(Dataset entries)
* * *
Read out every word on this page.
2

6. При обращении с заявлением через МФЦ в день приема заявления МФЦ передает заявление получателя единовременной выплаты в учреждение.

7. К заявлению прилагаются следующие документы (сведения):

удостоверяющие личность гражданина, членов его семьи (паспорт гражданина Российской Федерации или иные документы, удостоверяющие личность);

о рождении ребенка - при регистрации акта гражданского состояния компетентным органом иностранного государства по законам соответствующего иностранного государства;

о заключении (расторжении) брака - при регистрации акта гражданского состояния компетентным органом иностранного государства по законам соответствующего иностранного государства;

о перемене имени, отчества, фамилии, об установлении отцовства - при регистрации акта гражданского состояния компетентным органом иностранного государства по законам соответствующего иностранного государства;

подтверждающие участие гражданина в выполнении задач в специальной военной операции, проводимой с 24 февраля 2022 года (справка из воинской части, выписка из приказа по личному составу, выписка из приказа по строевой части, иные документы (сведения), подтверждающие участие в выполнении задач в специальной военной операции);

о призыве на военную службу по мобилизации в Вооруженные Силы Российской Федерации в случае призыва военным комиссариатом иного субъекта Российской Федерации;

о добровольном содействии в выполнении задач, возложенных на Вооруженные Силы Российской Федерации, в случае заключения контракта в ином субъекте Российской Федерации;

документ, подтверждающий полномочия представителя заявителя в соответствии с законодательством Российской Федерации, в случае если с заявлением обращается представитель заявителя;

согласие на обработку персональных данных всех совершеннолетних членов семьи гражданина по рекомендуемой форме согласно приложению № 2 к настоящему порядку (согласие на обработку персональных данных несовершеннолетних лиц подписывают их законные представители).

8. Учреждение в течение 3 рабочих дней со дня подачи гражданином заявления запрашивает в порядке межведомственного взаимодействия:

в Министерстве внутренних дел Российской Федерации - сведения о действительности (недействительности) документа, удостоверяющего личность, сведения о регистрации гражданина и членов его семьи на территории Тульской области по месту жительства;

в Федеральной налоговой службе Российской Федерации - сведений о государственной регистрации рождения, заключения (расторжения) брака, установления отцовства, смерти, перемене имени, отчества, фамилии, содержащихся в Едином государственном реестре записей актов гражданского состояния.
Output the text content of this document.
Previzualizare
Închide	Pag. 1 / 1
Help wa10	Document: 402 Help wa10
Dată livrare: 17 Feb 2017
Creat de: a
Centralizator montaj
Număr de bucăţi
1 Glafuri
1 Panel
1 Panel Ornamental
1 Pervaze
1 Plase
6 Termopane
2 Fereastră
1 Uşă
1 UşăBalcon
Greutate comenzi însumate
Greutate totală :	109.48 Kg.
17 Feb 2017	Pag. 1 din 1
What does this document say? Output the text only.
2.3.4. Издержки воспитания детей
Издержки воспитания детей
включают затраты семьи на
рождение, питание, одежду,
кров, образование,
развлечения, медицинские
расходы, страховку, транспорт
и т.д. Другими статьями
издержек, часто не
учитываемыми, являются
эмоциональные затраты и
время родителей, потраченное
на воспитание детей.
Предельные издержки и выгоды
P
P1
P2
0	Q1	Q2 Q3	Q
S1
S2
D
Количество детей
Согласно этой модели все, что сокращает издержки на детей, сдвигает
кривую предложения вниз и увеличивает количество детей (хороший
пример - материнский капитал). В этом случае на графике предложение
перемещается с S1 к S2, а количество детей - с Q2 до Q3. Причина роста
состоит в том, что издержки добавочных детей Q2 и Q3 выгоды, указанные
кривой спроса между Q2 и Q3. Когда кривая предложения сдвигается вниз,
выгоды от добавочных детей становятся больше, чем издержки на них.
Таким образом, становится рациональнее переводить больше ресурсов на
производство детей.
* * *
**TASK DIRECTIONS**.
Copy out every line of the data that includes the word "брака".

**TASK ANSWER**.
о заключении (расторжении) брака - при регистрации акта гражданского состояния компетентным органом иностранного государства по законам соответствующего иностранного государства;
в Федеральной налоговой службе Российской Федерации - сведений о государственной регистрации рождения, заключения (расторжения) брака, установления отцовства, смерти, перемене имени, отчества, фамилии, содержащихся в Едином государственном реестре записей актов гражданского состояния.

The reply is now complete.